> **What the task asks**: The required output consists solely of the lines from the line containing "Read all visible content and emit it as JSON." through the end of the records, copied exactly.

--- Dataset extract ---

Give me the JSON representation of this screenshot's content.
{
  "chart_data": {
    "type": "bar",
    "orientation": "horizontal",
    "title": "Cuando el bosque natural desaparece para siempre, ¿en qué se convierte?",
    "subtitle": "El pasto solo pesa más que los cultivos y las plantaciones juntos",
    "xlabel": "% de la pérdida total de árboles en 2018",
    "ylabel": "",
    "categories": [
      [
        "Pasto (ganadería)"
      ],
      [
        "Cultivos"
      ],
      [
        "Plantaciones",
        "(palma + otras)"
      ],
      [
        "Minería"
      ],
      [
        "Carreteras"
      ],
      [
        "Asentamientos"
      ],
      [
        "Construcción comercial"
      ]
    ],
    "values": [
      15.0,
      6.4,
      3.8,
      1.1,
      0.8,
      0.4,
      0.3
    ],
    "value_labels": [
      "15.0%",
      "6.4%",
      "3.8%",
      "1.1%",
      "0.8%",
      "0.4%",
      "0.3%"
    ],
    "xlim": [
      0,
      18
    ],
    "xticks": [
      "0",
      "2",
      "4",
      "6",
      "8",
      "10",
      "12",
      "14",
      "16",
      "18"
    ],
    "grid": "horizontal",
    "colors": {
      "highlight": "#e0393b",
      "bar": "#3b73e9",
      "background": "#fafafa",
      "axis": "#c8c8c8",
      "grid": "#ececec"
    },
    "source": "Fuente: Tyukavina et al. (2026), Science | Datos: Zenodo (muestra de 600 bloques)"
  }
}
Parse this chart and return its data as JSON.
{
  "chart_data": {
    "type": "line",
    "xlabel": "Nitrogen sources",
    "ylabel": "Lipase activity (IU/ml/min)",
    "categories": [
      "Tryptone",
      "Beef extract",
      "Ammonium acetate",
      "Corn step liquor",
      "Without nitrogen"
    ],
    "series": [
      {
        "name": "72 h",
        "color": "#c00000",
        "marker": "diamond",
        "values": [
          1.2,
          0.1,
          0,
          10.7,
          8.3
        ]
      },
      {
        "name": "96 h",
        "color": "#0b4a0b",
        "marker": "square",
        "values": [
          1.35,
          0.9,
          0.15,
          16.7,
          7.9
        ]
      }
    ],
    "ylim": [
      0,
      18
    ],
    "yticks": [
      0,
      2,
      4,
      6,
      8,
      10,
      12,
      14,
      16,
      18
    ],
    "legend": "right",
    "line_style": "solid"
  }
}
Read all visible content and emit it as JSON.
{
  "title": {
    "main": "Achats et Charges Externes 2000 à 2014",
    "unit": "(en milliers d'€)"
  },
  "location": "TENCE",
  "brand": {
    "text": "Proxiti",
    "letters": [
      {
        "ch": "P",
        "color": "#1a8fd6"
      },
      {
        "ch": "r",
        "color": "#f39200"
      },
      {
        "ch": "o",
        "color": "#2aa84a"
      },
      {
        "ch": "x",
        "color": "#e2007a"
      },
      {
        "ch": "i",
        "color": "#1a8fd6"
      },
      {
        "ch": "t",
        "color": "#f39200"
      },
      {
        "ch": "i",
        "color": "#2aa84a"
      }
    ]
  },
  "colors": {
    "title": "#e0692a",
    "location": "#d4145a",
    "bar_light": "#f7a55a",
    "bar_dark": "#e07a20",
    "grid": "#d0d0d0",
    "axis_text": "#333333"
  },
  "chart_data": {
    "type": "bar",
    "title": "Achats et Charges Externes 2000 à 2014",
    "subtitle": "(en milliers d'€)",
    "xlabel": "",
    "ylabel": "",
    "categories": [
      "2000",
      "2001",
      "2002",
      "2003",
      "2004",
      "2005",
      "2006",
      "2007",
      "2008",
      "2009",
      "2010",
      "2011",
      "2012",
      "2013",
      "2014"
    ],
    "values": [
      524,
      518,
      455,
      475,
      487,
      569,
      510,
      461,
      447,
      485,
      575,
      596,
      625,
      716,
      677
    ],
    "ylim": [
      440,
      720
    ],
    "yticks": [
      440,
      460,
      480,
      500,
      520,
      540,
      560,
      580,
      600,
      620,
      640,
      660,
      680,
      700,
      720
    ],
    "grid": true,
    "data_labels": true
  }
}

---

> **Response to this task**:
Read all visible content and emit it as JSON.
{
  "title": {
    "main": "Achats et Charges Externes 2000 à 2014",
    "unit": "(en milliers d'€)"
  },
  "location": "TENCE",
  "brand": {
    "text": "Proxiti",
    "letters": [
      {
        "ch": "P",
        "color": "#1a8fd6"
      },
      {
        "ch": "r",
        "color": "#f39200"
      },
      {
        "ch": "o",
        "color": "#2aa84a"
      },
      {
        "ch": "x",
        "color": "#e2007a"
      },
      {
        "ch": "i",
        "color": "#1a8fd6"
      },
      {
        "ch": "t",
        "color": "#f39200"
      },
      {
        "ch": "i",
        "color": "#2aa84a"
      }
    ]
  },
  "colors": {
    "title": "#e0692a",
    "location": "#d4145a",
    "bar_light": "#f7a55a",
    "bar_dark": "#e07a20",
    "grid": "#d0d0d0",
    "axis_text": "#333333"
  },
  "chart_data": {
    "type": "bar",
    "title": "Achats et Charges Externes 2000 à 2014",
    "subtitle": "(en milliers d'€)",
    "xlabel": "",
    "ylabel": "",
    "categories": [
      "2000",
      "2001",
      "2002",
      "2003",
      "2004",
      "2005",
      "2006",
      "2007",
      "2008",
      "2009",
      "2010",
      "2011",
      "2012",
      "2013",
      "2014"
    ],
    "values": [
      524,
      518,
      455,
      475,
      487,
      569,
      510,
      461,
      447,
      485,
      575,
      596,
      625,
      716,
      677
    ],
    "ylim": [
      440,
      720
    ],
    "yticks": [
      440,
      460,
      480,
      500,
      520,
      540,
      560,
      580,
      600,
      620,
      640,
      660,
      680,
      700,
      720
    ],
    "grid": true,
    "data_labels": true
  }
}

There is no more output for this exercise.